[OBJECTIVE]
Rewrite every line of the items below as one numbered list, leaving out any blank lines.

[SOURCE DATA]
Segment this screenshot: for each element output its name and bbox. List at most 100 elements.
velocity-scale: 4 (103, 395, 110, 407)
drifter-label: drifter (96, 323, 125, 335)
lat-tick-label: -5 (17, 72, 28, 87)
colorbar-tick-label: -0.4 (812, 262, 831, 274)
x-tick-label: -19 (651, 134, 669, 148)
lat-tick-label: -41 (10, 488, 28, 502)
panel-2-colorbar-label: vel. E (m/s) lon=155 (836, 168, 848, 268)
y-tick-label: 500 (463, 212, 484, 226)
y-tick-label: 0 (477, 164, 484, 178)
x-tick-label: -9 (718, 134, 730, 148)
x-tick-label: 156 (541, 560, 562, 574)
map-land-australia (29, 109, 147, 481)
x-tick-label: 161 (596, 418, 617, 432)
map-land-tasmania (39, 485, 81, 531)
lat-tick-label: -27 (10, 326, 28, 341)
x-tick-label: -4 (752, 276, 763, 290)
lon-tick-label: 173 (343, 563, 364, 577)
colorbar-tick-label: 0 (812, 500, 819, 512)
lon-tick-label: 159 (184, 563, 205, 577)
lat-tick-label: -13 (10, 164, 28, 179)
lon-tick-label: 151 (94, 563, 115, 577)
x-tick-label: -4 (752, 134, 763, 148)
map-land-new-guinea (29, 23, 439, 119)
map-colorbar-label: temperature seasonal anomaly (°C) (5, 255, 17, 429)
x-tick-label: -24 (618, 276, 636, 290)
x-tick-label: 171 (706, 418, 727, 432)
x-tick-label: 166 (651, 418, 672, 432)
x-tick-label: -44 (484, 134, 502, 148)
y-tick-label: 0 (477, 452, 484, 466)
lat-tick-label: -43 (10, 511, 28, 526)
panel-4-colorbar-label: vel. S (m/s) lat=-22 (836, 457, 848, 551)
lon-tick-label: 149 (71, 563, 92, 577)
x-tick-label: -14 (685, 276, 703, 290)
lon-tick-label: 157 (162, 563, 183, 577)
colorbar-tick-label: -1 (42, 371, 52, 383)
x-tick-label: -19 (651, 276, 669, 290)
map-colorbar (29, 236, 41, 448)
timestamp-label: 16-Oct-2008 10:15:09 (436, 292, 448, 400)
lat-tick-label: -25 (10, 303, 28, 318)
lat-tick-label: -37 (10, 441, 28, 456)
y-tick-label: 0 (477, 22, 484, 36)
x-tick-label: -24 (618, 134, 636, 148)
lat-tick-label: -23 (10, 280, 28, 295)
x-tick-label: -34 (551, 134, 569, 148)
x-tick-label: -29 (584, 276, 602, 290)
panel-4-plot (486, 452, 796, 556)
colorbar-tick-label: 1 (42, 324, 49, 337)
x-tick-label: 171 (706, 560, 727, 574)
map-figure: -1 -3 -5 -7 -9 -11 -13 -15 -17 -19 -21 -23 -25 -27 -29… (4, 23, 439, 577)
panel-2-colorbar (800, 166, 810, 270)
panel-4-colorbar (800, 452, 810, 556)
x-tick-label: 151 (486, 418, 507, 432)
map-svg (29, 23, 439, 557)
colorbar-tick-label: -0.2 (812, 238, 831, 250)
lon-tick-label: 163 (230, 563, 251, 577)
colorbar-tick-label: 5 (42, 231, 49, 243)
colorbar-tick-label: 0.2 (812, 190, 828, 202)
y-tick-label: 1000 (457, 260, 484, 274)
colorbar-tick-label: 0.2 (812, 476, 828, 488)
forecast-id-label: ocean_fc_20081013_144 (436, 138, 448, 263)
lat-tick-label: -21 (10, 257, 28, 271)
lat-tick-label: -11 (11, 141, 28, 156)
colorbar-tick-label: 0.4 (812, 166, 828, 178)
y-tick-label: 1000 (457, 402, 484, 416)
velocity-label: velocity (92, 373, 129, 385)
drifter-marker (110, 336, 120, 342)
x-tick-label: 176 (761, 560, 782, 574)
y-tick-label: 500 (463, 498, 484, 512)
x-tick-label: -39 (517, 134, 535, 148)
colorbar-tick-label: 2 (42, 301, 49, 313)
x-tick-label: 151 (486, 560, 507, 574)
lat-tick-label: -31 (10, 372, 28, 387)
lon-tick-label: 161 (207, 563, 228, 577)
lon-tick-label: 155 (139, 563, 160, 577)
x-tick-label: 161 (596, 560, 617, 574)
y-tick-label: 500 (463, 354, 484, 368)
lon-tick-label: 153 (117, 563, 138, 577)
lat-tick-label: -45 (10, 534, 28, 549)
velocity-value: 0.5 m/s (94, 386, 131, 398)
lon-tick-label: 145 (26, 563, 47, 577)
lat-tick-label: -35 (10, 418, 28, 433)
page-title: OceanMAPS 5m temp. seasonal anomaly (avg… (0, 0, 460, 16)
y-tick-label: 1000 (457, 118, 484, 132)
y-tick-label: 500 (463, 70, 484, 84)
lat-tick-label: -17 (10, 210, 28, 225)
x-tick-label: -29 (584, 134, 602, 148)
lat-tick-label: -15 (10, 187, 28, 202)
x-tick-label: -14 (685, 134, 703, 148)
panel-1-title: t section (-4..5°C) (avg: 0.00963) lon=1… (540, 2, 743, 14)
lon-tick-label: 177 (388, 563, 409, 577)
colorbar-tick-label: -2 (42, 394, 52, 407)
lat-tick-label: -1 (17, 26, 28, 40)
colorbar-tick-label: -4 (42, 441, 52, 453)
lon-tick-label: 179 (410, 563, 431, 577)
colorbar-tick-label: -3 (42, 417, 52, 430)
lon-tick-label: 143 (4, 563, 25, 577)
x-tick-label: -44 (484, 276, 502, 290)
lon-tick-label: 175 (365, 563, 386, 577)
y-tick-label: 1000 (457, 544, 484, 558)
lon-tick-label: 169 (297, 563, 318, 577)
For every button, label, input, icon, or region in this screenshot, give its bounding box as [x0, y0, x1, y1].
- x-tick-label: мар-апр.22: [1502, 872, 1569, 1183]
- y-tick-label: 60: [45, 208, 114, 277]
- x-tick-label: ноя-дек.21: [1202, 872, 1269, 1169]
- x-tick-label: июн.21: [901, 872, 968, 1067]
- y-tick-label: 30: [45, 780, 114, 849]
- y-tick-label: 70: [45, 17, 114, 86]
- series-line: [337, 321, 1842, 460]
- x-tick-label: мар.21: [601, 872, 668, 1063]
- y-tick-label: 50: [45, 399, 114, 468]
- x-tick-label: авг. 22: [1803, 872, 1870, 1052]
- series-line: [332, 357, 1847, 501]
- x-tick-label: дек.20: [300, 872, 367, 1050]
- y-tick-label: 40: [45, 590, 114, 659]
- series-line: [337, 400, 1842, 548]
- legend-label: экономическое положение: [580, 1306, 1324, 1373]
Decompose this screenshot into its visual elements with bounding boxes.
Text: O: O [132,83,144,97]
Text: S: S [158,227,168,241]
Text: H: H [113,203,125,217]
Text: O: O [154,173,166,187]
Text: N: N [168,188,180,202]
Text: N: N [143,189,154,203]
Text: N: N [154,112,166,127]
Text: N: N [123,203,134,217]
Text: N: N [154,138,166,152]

[EXERCISE OUTPUT]
1. Segment this screenshot: for each element output its name and bbox. List at most 100 elements.
2. velocity-scale: 4 (103, 395, 110, 407)
3. drifter-label: drifter (96, 323, 125, 335)
4. lat-tick-label: -5 (17, 72, 28, 87)
5. colorbar-tick-label: -0.4 (812, 262, 831, 274)
6. x-tick-label: -19 (651, 134, 669, 148)
7. lat-tick-label: -41 (10, 488, 28, 502)
8. panel-2-colorbar-label: vel. E (m/s) lon=155 (836, 168, 848, 268)
9. y-tick-label: 500 (463, 212, 484, 226)
10. y-tick-label: 0 (477, 164, 484, 178)
11. x-tick-label: -9 (718, 134, 730, 148)
12. x-tick-label: 156 (541, 560, 562, 574)
13. map-land-australia (29, 109, 147, 481)
14. x-tick-label: 161 (596, 418, 617, 432)
15. map-land-tasmania (39, 485, 81, 531)
16. lat-tick-label: -27 (10, 326, 28, 341)
17. x-tick-label: -4 (752, 276, 763, 290)
18. lon-tick-label: 173 (343, 563, 364, 577)
19. colorbar-tick-label: 0 (812, 500, 819, 512)
20. lon-tick-label: 159 (184, 563, 205, 577)
21. lat-tick-label: -13 (10, 164, 28, 179)
22. lon-tick-label: 151 (94, 563, 115, 577)
23. x-tick-label: -4 (752, 134, 763, 148)
24. map-land-new-guinea (29, 23, 439, 119)
25. map-colorbar-label: temperature seasonal anomaly (°C) (5, 255, 17, 429)
26. x-tick-label: -24 (618, 276, 636, 290)
27. x-tick-label: 171 (706, 418, 727, 432)
28. x-tick-label: 166 (651, 418, 672, 432)
29. x-tick-label: -44 (484, 134, 502, 148)
30. y-tick-label: 0 (477, 452, 484, 466)
31. lat-tick-label: -43 (10, 511, 28, 526)
32. panel-4-colorbar-label: vel. S (m/s) lat=-22 (836, 457, 848, 551)
33. lon-tick-label: 149 (71, 563, 92, 577)
34. x-tick-label: -14 (685, 276, 703, 290)
35. lon-tick-label: 157 (162, 563, 183, 577)
36. colorbar-tick-label: -1 (42, 371, 52, 383)
37. x-tick-label: -19 (651, 276, 669, 290)
38. map-colorbar (29, 236, 41, 448)
39. timestamp-label: 16-Oct-2008 10:15:09 (436, 292, 448, 400)
40. lat-tick-label: -25 (10, 303, 28, 318)
41. lat-tick-label: -37 (10, 441, 28, 456)
42. y-tick-label: 0 (477, 22, 484, 36)
43. x-tick-label: -24 (618, 134, 636, 148)
44. lat-tick-label: -23 (10, 280, 28, 295)
45. x-tick-label: -34 (551, 134, 569, 148)
46. x-tick-label: -29 (584, 276, 602, 290)
47. panel-4-plot (486, 452, 796, 556)
48. colorbar-tick-label: 1 (42, 324, 49, 337)
49. x-tick-label: 171 (706, 560, 727, 574)
50. map-figure: -1 -3 -5 -7 -9 -11 -13 -15 -17 -19 -21 -23 -25 -27 -29… (4, 23, 439, 577)
51. panel-2-colorbar (800, 166, 810, 270)
52. panel-4-colorbar (800, 452, 810, 556)
53. x-tick-label: 151 (486, 418, 507, 432)
54. map-svg (29, 23, 439, 557)
55. colorbar-tick-label: -0.2 (812, 238, 831, 250)
56. lon-tick-label: 163 (230, 563, 251, 577)
57. colorbar-tick-label: 5 (42, 231, 49, 243)
58. colorbar-tick-label: 0.2 (812, 190, 828, 202)
59. y-tick-label: 1000 (457, 260, 484, 274)
60. colorbar-tick-label: 0.2 (812, 476, 828, 488)
61. forecast-id-label: ocean_fc_20081013_144 (436, 138, 448, 263)
62. lat-tick-label: -21 (10, 257, 28, 271)
63. lat-tick-label: -11 (11, 141, 28, 156)
64. colorbar-tick-label: 0.4 (812, 166, 828, 178)
65. y-tick-label: 1000 (457, 402, 484, 416)
66. velocity-label: velocity (92, 373, 129, 385)
67. drifter-marker (110, 336, 120, 342)
68. x-tick-label: 176 (761, 560, 782, 574)
69. y-tick-label: 500 (463, 498, 484, 512)
70. x-tick-label: -39 (517, 134, 535, 148)
71. colorbar-tick-label: 2 (42, 301, 49, 313)
72. x-tick-label: 151 (486, 560, 507, 574)
73. lat-tick-label: -31 (10, 372, 28, 387)
74. lon-tick-label: 161 (207, 563, 228, 577)
75. lon-tick-label: 155 (139, 563, 160, 577)
76. x-tick-label: 161 (596, 560, 617, 574)
77. y-tick-label: 500 (463, 354, 484, 368)
78. lon-tick-label: 153 (117, 563, 138, 577)
79. lat-tick-label: -45 (10, 534, 28, 549)
80. velocity-value: 0.5 m/s (94, 386, 131, 398)
81. lon-tick-label: 145 (26, 563, 47, 577)
82. lat-tick-label: -35 (10, 418, 28, 433)
83. page-title: OceanMAPS 5m temp. seasonal anomaly (avg… (0, 0, 460, 16)
84. y-tick-label: 1000 (457, 118, 484, 132)
85. y-tick-label: 500 (463, 70, 484, 84)
86. lat-tick-label: -17 (10, 210, 28, 225)
87. x-tick-label: -29 (584, 134, 602, 148)
88. lat-tick-label: -15 (10, 187, 28, 202)
89. x-tick-label: -14 (685, 134, 703, 148)
90. panel-1-title: t section (-4..5°C) (avg: 0.00963) lon=1… (540, 2, 743, 14)
91. lon-tick-label: 177 (388, 563, 409, 577)
92. colorbar-tick-label: -2 (42, 394, 52, 407)
93. lat-tick-label: -1 (17, 26, 28, 40)
94. colorbar-tick-label: -4 (42, 441, 52, 453)
95. lon-tick-label: 179 (410, 563, 431, 577)
96. colorbar-tick-label: -3 (42, 417, 52, 430)
97. lon-tick-label: 143 (4, 563, 25, 577)
98. x-tick-label: -44 (484, 276, 502, 290)
99. lon-tick-label: 175 (365, 563, 386, 577)
100. y-tick-label: 1000 (457, 544, 484, 558)
101. lon-tick-label: 169 (297, 563, 318, 577)
102. For every button, label, input, icon, or region in this screenshot, give its bounding box as [x0, y0, x1, y1].
103. - x-tick-label: мар-апр.22: [1502, 872, 1569, 1183]
104. - y-tick-label: 60: [45, 208, 114, 277]
105. - x-tick-label: ноя-дек.21: [1202, 872, 1269, 1169]
106. - x-tick-label: июн.21: [901, 872, 968, 1067]
107. - y-tick-label: 30: [45, 780, 114, 849]
108. - y-tick-label: 70: [45, 17, 114, 86]
109. - series-line: [337, 321, 1842, 460]
110. - x-tick-label: мар.21: [601, 872, 668, 1063]
111. - y-tick-label: 50: [45, 399, 114, 468]
112. - x-tick-label: авг. 22: [1803, 872, 1870, 1052]
113. - series-line: [332, 357, 1847, 501]
114. - x-tick-label: дек.20: [300, 872, 367, 1050]
115. - y-tick-label: 40: [45, 590, 114, 659]
116. - series-line: [337, 400, 1842, 548]
117. - legend-label: экономическое положение: [580, 1306, 1324, 1373]
118. Decompose this screenshot into its visual elements with bounding boxes.
119. Text: O: O [132,83,144,97]
120. Text: S: S [158,227,168,241]
121. Text: H: H [113,203,125,217]
122. Text: O: O [154,173,166,187]
123. Text: N: N [168,188,180,202]
124. Text: N: N [143,189,154,203]
125. Text: N: N [154,112,166,127]
126. Text: N: N [123,203,134,217]
127. Text: N: N [154,138,166,152]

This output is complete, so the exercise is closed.